_WORK INSTRUCTIONS_
Compute how many lines in the entries below contain "John", and output nothing but the number.

◇ ◇ ◇

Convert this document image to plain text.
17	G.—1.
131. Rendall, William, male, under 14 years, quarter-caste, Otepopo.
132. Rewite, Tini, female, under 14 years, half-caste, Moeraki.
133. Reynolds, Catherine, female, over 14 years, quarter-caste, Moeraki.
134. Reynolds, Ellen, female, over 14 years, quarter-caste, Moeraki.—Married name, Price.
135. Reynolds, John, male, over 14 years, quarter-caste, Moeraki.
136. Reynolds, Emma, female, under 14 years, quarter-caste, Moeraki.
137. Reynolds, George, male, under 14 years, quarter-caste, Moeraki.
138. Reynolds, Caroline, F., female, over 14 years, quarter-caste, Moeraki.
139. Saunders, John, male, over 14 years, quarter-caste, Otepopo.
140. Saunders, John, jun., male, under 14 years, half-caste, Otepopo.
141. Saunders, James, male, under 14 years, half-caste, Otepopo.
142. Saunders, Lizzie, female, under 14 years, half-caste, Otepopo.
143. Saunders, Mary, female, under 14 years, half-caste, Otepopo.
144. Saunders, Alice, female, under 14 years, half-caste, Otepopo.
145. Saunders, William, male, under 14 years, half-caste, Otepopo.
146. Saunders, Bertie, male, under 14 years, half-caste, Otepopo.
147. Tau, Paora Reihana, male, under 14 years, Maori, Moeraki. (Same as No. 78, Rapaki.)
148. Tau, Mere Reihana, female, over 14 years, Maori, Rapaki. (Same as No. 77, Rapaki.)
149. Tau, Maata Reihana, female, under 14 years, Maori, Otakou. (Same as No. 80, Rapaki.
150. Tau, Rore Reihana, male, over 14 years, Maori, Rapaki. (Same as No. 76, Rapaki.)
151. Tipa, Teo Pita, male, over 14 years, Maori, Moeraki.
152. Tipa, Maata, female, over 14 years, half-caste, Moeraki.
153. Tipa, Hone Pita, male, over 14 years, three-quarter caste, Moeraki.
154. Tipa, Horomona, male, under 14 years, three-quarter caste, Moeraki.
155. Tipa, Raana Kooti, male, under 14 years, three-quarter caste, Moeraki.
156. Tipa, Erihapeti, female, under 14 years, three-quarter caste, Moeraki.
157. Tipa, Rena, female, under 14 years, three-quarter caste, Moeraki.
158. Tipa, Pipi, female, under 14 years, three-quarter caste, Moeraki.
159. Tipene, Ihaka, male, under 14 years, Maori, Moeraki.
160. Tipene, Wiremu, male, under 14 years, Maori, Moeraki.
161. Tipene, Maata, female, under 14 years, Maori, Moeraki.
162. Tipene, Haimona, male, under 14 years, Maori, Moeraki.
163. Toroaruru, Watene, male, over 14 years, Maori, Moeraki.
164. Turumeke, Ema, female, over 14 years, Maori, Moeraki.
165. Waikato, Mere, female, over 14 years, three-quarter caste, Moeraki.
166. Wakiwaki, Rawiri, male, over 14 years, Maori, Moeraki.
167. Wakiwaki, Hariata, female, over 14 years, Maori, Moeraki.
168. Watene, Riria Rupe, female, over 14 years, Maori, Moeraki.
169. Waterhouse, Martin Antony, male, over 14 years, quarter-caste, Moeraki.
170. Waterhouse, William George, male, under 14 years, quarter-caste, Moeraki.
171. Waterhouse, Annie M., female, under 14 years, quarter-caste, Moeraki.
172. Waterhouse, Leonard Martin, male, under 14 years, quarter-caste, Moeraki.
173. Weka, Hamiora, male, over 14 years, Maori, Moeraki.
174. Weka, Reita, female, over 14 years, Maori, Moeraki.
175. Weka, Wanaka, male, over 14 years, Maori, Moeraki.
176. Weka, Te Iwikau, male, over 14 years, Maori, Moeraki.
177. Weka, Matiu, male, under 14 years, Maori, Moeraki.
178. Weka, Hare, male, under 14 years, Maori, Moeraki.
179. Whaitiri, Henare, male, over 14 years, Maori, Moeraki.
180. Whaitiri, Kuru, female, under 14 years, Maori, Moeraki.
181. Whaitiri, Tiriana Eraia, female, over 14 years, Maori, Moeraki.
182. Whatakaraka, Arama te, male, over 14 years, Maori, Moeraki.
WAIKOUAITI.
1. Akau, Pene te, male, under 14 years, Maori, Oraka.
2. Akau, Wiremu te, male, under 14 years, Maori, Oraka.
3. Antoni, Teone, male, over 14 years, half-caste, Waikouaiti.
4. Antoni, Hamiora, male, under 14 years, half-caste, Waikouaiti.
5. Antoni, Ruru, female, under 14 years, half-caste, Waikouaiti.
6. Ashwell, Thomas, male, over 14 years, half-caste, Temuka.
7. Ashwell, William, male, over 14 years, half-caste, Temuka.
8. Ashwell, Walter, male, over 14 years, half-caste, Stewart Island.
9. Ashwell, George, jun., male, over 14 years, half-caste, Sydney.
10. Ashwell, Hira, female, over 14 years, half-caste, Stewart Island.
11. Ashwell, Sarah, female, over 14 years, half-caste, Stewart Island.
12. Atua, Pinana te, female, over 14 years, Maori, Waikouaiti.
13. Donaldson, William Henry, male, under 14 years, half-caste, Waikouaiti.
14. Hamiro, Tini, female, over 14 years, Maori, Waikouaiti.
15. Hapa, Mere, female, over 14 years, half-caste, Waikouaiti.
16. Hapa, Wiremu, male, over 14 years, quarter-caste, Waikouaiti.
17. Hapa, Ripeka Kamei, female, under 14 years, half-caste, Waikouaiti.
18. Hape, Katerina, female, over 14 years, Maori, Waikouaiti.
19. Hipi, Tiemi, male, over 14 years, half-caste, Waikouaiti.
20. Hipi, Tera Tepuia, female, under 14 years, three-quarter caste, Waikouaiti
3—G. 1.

◇ ◇ ◇

_FULL OUTPUT_
3